→ **TASK DETAILS**:
Find every line with the word "октября" and report how many there are, without any other text.

Data records
·····

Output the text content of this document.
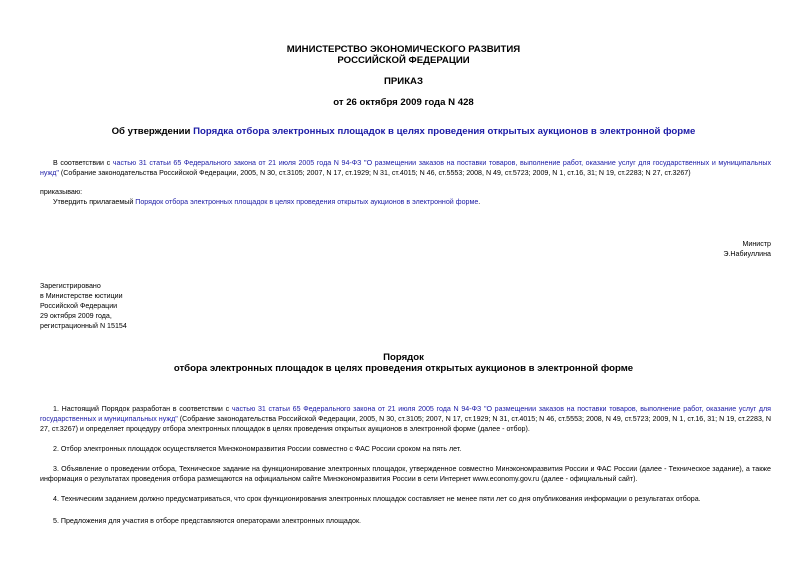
МИНИСТЕРСТВО ЭКОНОМИЧЕСКОГО РАЗВИТИЯ
РОССИЙСКОЙ ФЕДЕРАЦИИ
ПРИКАЗ
от 26 октября 2009 года N 428
Об утверждении Порядка отбора электронных площадок в целях проведения открытых аукционов в электронной форме
В соответствии с частью 31 статьи 65 Федерального закона от 21 июля 2005 года N 94-ФЗ "О размещении заказов на поставки товаров, выполнение работ, оказание услуг для государственных и муниципальных нужд" (Собрание законодательства Российской Федерации, 2005, N 30, ст.3105; 2007, N 17, ст.1929; N 31, ст.4015; N 46, ст.5553; 2008, N 49, ст.5723; 2009, N 1, ст.16, 31; N 19, ст.2283; N 27, ст.3267)
приказываю:
Утвердить прилагаемый Порядок отбора электронных площадок в целях проведения открытых аукционов в электронной форме.
Министр
Э.Набиуллина
Зарегистрировано
в Министерстве юстиции
Российской Федерации
29 октября 2009 года,
регистрационный N 15154
Порядок
отбора электронных площадок в целях проведения открытых аукционов в электронной форме
1. Настоящий Порядок разработан в соответствии с частью 31 статьи 65 Федерального закона от 21 июля 2005 года N 94-ФЗ "О размещении заказов на поставки товаров, выполнение работ, оказание услуг для государственных и муниципальных нужд" (Собрание законодательства Российской Федерации, 2005, N 30, ст.3105; 2007, N 17, ст.1929; N 31, ст.4015; N 46, ст.5553; 2008, N 49, ст.5723; 2009, N 1, ст.16, 31; N 19, ст.2283, N 27, ст.3267) и определяет процедуру отбора электронных площадок в целях проведения открытых аукционов в электронной форме (далее - отбор).
2. Отбор электронных площадок осуществляется Минэкономразвития России совместно с ФАС России сроком на пять лет.
3. Объявление о проведении отбора, Техническое задание на функционирование электронных площадок, утвержденное совместно Минэкономразвития России и ФАС России (далее - Техническое задание), а также информация о результатах проведения отбора размещаются на официальном сайте Минэкономразвития России в сети Интернет www.economy.gov.ru (далее - официальный сайт).
4. Техническим заданием должно предусматриваться, что срок функционирования электронных площадок составляет не менее пяти лет со дня опубликования информации о результатах отбора.
5. Предложения для участия в отборе представляются операторами электронных площадок.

·····

→ **ANSWER TO THE EXERCISE**:
2